- **WHAT IS NEEDED**:
Go through the material and tally the lines containing the string "времени". Give the total alone.
╭─ MATERIAL SUPPLIED
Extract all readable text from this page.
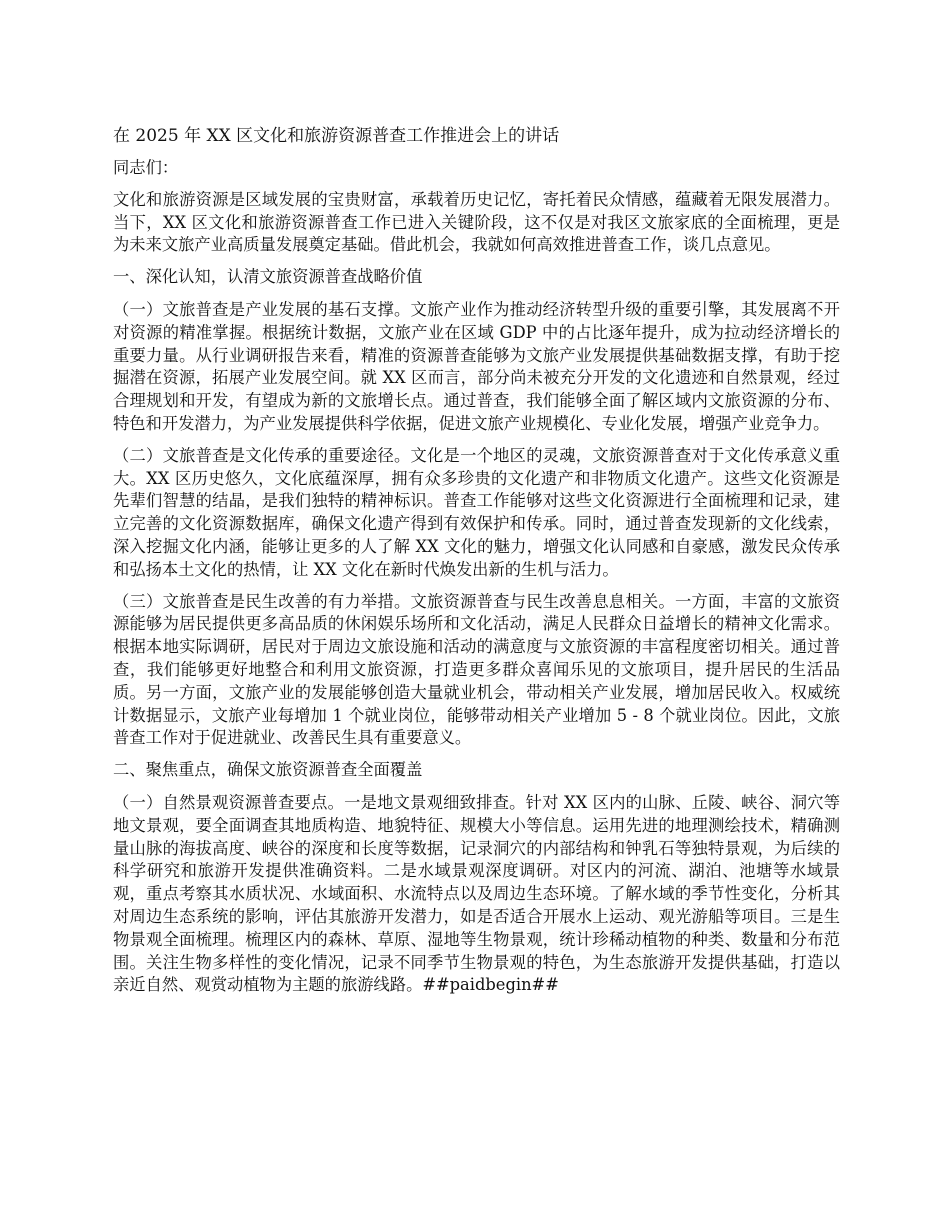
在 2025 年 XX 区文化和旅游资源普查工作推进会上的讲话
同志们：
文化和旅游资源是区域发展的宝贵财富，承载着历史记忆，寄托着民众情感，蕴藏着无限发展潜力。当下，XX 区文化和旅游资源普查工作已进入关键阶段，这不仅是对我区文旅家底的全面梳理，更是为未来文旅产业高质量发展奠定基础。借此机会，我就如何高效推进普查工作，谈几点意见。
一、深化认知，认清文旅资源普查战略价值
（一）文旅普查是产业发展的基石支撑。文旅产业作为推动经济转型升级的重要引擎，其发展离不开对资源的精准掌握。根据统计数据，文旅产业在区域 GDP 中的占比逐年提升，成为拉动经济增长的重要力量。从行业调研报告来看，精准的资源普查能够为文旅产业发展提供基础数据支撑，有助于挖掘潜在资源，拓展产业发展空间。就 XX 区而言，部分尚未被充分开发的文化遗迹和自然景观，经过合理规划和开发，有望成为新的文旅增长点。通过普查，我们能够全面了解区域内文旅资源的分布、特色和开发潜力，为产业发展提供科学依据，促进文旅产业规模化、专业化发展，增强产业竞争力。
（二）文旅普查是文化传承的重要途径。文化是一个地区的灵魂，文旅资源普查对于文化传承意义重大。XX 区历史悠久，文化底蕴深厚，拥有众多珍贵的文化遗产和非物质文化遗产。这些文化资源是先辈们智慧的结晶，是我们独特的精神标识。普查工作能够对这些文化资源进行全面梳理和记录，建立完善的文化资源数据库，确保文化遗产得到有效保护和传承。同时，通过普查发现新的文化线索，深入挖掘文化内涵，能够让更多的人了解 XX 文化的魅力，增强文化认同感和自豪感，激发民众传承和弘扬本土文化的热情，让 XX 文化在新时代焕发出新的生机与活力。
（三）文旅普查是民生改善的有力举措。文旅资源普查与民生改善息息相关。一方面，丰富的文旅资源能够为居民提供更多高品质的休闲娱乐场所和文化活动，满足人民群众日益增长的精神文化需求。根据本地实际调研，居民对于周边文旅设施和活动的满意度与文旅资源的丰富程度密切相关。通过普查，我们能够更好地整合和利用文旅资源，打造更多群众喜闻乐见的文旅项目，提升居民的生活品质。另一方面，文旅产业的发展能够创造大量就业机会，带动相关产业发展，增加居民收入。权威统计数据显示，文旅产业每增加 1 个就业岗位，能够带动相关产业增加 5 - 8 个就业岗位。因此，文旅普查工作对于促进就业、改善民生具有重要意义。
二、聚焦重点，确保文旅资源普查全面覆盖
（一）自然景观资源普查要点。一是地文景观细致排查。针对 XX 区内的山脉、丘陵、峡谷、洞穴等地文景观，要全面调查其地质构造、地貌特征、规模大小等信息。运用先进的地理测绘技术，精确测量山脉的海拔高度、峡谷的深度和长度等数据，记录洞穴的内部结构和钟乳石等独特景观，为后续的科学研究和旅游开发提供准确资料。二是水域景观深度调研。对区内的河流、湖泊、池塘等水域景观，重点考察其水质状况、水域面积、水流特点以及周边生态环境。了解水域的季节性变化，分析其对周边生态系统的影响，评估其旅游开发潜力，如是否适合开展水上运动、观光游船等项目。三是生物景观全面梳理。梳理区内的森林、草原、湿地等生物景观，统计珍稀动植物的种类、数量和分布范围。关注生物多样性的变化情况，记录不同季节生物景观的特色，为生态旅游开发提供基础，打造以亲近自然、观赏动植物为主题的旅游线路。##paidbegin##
╰─
╭─ MATERIAL SUPPLIED
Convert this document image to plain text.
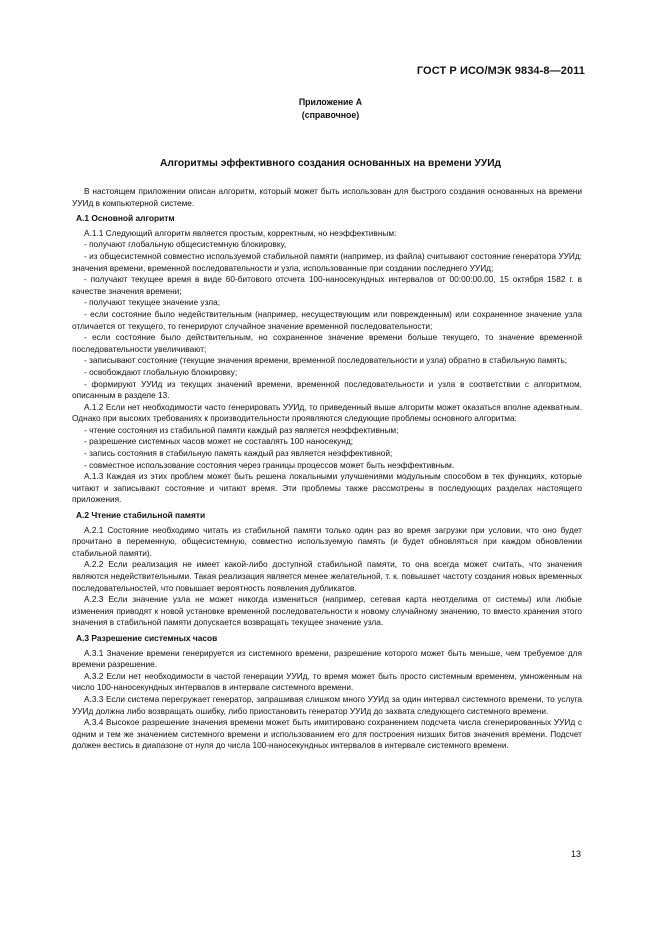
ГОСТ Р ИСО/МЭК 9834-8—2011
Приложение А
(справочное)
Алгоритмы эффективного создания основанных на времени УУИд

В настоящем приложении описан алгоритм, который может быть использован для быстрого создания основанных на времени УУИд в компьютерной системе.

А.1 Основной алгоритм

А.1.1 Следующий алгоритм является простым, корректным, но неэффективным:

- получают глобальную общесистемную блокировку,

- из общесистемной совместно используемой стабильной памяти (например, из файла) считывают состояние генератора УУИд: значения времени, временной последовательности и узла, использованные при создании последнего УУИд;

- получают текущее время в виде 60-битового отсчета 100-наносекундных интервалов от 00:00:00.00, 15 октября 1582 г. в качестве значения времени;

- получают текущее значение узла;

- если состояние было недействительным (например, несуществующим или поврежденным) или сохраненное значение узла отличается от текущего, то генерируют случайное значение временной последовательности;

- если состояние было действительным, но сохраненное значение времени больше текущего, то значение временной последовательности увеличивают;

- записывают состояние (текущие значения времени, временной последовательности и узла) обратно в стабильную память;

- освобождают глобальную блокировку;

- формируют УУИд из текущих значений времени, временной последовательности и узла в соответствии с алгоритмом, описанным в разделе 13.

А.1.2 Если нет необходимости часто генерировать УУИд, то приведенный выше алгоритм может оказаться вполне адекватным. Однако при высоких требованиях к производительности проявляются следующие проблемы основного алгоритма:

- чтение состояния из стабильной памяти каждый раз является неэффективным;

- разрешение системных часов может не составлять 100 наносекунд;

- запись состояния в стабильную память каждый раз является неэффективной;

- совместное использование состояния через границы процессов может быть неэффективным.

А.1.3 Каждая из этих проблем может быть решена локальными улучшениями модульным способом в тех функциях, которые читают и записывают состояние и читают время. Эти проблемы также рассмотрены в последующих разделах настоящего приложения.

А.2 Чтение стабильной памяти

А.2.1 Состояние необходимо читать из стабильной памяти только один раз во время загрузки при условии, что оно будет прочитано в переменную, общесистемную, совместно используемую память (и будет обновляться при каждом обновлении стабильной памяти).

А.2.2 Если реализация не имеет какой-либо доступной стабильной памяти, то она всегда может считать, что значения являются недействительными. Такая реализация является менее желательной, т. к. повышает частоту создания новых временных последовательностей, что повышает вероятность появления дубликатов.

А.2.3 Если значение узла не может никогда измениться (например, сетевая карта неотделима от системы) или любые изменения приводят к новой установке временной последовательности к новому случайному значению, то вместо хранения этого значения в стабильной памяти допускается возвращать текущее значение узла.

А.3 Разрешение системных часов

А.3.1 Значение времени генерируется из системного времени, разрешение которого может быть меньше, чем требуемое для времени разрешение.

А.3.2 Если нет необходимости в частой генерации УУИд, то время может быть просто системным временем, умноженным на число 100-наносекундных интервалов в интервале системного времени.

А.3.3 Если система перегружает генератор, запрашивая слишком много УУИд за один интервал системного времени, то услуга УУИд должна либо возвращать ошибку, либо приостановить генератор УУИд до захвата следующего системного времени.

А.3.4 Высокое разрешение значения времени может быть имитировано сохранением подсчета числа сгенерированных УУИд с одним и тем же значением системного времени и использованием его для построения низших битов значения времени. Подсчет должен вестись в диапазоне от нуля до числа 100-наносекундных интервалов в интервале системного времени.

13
╰─
╭─ MATERIAL SUPPLIED
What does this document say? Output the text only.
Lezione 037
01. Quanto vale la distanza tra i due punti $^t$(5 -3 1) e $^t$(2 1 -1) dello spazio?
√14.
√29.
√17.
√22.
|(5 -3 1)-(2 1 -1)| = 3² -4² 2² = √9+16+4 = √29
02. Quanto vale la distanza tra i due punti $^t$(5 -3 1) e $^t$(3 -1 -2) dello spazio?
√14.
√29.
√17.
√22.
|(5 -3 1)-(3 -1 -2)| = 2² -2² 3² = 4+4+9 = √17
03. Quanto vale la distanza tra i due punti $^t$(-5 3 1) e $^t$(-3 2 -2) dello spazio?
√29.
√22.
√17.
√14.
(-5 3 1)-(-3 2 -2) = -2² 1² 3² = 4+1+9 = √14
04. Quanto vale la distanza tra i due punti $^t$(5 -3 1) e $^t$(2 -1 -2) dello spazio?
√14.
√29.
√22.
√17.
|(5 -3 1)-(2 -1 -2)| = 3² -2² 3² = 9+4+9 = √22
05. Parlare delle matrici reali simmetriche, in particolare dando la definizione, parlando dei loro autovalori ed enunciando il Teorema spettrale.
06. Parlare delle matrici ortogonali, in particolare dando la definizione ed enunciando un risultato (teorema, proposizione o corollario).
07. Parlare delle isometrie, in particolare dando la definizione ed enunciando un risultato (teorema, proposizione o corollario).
╰─
- **SOLUTION TO THE PROBLEM**:
11